◆ Description of the task:
In the listing below, locate the lines bearing the word "letter". Copy every one of them.
[START OF Supplied data]
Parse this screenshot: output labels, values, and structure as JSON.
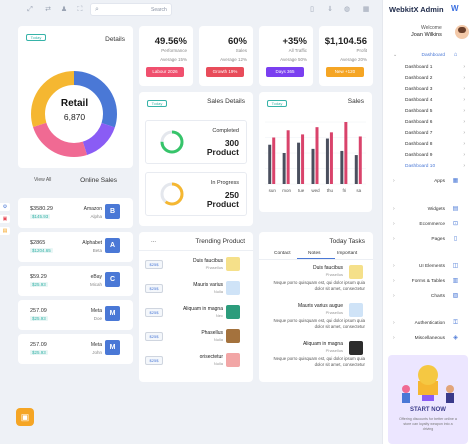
{
  "topbar": {
    "search_placeholder": "Search",
    "icons": [
      "expand-icon",
      "shuffle-icon",
      "bell-icon",
      "fullscreen-icon",
      "file-icon",
      "download-icon",
      "globe-icon",
      "grid-icon"
    ]
  },
  "stats": [
    {
      "value": "49.56%",
      "label": "Performance",
      "avg": "Average 15%",
      "button": "Labour 2026",
      "color": "#f0506e"
    },
    {
      "value": "60%",
      "label": "Sales",
      "avg": "Average 12%",
      "button": "Growth 19%",
      "color": "#e84c5a"
    },
    {
      "value": "+35%",
      "label": "All Traffic",
      "avg": "Average 50%",
      "button": "Days 365",
      "color": "#7a3ff0"
    },
    {
      "value": "$1,104.56",
      "label": "Profit",
      "avg": "Average 20%",
      "button": "New +120",
      "color": "#f5a524"
    }
  ],
  "details": {
    "badge": "Today",
    "title": "Details",
    "center_label": "Retail",
    "center_value": "6,870",
    "donut": [
      {
        "name": "blue",
        "value": 30,
        "color": "#4a78d6"
      },
      {
        "name": "purple",
        "value": 15,
        "color": "#8a5cf5"
      },
      {
        "name": "pink",
        "value": 25,
        "color": "#f06a93"
      },
      {
        "name": "yellow",
        "value": 30,
        "color": "#f5b731"
      }
    ]
  },
  "online_sales": {
    "view_all": "View All",
    "title": "Online Sales",
    "rows": [
      {
        "amount": "$3580.29",
        "pct": "$145.93",
        "company": "Amazon",
        "person": "Alpha",
        "letter": "B"
      },
      {
        "amount": "$2865",
        "pct": "$1204.65",
        "company": "Alphabet",
        "person": "Beta",
        "letter": "A"
      },
      {
        "amount": "$59.29",
        "pct": "$25.93",
        "company": "eBay",
        "person": "Micah",
        "letter": "C"
      },
      {
        "amount": "257.09",
        "pct": "$25.93",
        "company": "Meta",
        "person": "Doe",
        "letter": "M"
      },
      {
        "amount": "257.09",
        "pct": "$25.93",
        "company": "Meta",
        "person": "John",
        "letter": "M"
      }
    ]
  },
  "sales_details": {
    "badge": "Today",
    "title": "Sales Details",
    "completed_label": "Completed",
    "completed_value": "300",
    "completed_unit": "Product",
    "progress_label": "In Progress",
    "progress_value": "250",
    "progress_unit": "Product",
    "completed_color": "#36c46a",
    "progress_color": "#f5b731"
  },
  "sales": {
    "badge": "Today",
    "title": "Sales",
    "chart_data": {
      "type": "bar",
      "categories": [
        "sun",
        "mon",
        "tue",
        "wed",
        "thu",
        "fri",
        "sa"
      ],
      "series": [
        {
          "values": [
            38,
            30,
            40,
            34,
            44,
            32,
            28
          ]
        },
        {
          "values": [
            45,
            52,
            48,
            55,
            50,
            60,
            46
          ]
        }
      ],
      "colors": [
        "#4a4f5e",
        "#d9436b"
      ]
    }
  },
  "trending": {
    "more": "...",
    "title": "Trending Product",
    "rows": [
      {
        "tag": "$25$",
        "name": "Duis faucibus",
        "category": "Phasellus",
        "color": "#f5e08a"
      },
      {
        "tag": "$25$",
        "name": "Mauris varius",
        "category": "Nulla",
        "color": "#cfe3f7"
      },
      {
        "tag": "$25$",
        "name": "Aliquam in magna",
        "category": "Nec",
        "color": "#2c9c7c"
      },
      {
        "tag": "$25$",
        "name": "Phasellus",
        "category": "Nulla",
        "color": "#a4723d"
      },
      {
        "tag": "$25$",
        "name": "orisectetur",
        "category": "Nulla",
        "color": "#f2a6a6"
      }
    ]
  },
  "tasks": {
    "title": "Today Tasks",
    "tabs": [
      "Contact",
      "Notes",
      "Important"
    ],
    "items": [
      {
        "name": "Duis faucibus",
        "sub": "Phasellus",
        "desc": "Neque porro quisquam est, qui dolor ipsum quia dolor sit amet, consectetur",
        "color": "#f5e08a"
      },
      {
        "name": "Mauris varius augue",
        "sub": "Phasellus",
        "desc": "Neque porro quisquam est, qui dolor ipsum quia dolor sit amet, consectetur",
        "color": "#cfe3f7"
      },
      {
        "name": "Aliquam in magna",
        "sub": "Phasellus",
        "desc": "Neque porro quisquam est, qui dolor ipsum quia dolor sit amet, consectetur",
        "color": "#2c2c2c"
      }
    ]
  },
  "sidebar": {
    "brand": "WebkitX Admin",
    "welcome": "Welcome",
    "user": "Joan Wilkins",
    "dashboard": "Dashboard",
    "dashboards": [
      "Dashboard 1",
      "Dashboard 2",
      "Dashboard 3",
      "Dashboard 4",
      "Dashboard 5",
      "Dashboard 6",
      "Dashboard 7",
      "Dashboard 8",
      "Dashboard 9",
      "Dashboard 10"
    ],
    "groups": [
      {
        "label": "Apps",
        "icon": "grid-icon"
      },
      {
        "label": "Widgets",
        "icon": "widget-icon"
      },
      {
        "label": "Ecommerce",
        "icon": "cart-icon"
      },
      {
        "label": "Pages",
        "icon": "page-icon"
      },
      {
        "label": "UI Elements",
        "icon": "ui-icon"
      },
      {
        "label": "Forms & Tables",
        "icon": "form-icon"
      },
      {
        "label": "Charts",
        "icon": "chart-icon"
      },
      {
        "label": "Authentication",
        "icon": "lock-icon"
      },
      {
        "label": "Miscellaneous",
        "icon": "misc-icon"
      }
    ],
    "promo_title": "START NOW",
    "promo_desc": "Offering discounts for better online a store can loyalty weapon into a driving"
  }
}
[END OF Supplied data]
◆ Result:
        "letter": "B"
        "letter": "A"
        "letter": "C"
        "letter": "M"
        "letter": "M"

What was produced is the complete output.